--- begin INFORMATION SUPPLIED ---
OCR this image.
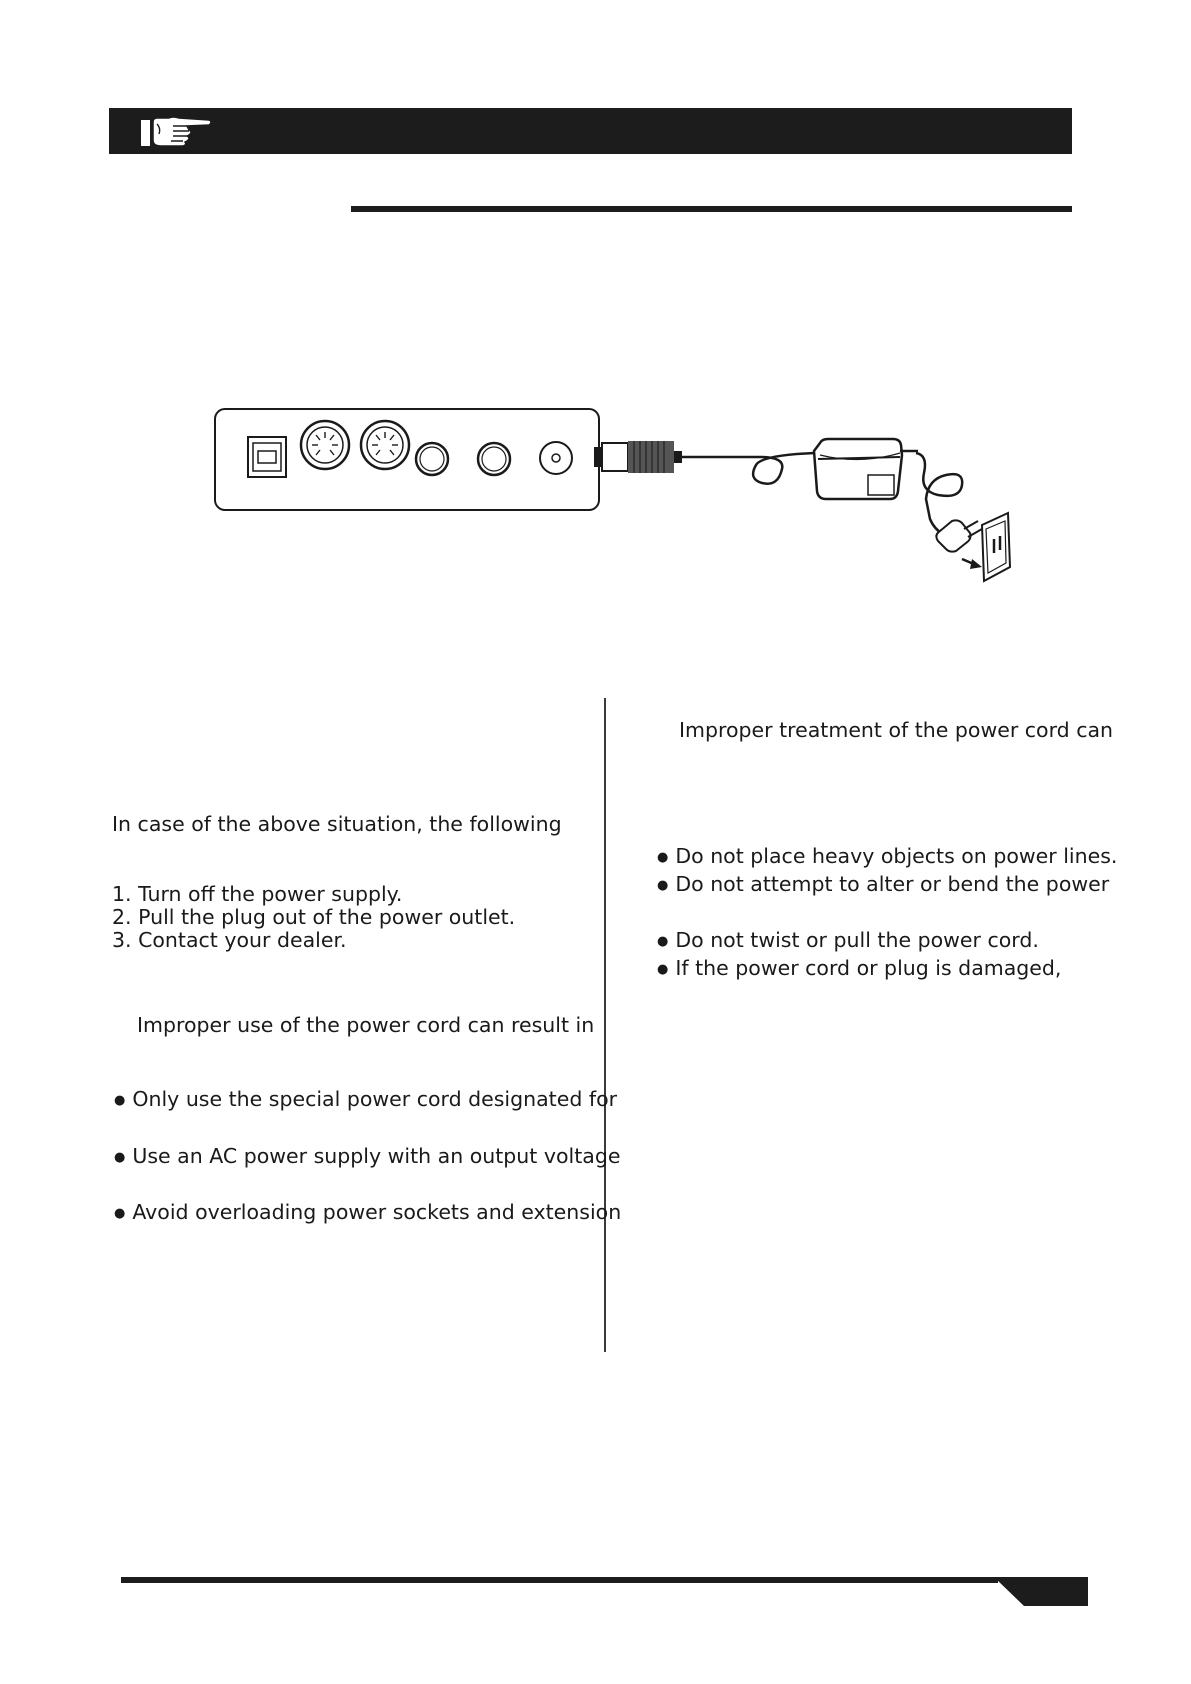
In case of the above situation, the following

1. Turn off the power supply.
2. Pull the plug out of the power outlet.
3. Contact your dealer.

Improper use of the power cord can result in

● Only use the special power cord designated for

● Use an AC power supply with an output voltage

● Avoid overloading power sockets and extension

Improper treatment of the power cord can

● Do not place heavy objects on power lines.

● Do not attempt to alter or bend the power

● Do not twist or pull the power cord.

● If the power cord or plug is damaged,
--- end INFORMATION SUPPLIED ---
--- begin INFORMATION SUPPLIED ---
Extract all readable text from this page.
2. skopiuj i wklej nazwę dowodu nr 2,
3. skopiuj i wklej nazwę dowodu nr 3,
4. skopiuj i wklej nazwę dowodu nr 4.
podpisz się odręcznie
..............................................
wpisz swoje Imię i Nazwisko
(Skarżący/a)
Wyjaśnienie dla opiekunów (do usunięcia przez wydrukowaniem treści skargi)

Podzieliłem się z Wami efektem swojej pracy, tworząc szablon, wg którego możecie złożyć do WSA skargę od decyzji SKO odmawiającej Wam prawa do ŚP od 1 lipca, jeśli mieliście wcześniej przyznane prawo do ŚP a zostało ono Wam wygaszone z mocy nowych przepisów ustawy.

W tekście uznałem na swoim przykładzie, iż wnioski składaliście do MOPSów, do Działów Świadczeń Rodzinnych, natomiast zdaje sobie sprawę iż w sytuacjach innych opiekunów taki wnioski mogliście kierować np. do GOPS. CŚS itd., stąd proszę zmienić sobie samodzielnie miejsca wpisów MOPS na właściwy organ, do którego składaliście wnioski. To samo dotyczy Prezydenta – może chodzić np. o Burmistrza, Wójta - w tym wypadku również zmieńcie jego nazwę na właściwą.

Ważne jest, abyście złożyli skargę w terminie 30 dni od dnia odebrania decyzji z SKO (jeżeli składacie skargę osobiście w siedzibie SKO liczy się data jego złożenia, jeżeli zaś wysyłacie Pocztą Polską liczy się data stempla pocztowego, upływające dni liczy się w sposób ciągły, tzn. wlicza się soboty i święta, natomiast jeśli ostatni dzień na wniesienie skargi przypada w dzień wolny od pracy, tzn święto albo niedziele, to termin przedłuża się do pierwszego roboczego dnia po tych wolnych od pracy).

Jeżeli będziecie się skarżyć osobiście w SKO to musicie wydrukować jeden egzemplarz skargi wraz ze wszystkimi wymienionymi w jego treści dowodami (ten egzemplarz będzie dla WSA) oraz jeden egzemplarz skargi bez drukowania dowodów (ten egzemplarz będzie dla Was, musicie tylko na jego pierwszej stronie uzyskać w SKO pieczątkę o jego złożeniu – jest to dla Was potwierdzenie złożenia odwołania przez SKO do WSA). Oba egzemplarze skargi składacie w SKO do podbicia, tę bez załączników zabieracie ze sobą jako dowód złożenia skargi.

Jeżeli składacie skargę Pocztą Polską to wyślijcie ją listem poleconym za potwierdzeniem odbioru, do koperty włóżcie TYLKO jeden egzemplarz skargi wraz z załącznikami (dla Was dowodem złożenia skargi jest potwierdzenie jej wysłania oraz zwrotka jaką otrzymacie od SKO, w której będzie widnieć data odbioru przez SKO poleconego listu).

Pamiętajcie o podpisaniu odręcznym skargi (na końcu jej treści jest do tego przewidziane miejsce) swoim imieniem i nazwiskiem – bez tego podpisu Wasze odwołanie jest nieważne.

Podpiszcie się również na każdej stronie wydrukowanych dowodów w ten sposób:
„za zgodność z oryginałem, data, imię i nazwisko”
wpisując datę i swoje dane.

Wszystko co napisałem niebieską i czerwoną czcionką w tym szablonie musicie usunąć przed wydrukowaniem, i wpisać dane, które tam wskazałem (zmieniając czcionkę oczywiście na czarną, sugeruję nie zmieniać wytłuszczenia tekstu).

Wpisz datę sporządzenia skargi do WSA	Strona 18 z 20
--- end INFORMATION SUPPLIED ---
→ **WORK TO COMPLETE**: Give the count of lines in the data shown above that contain "datę", and nothing else.

→ **REPLY TO THE EXERCISE**: 2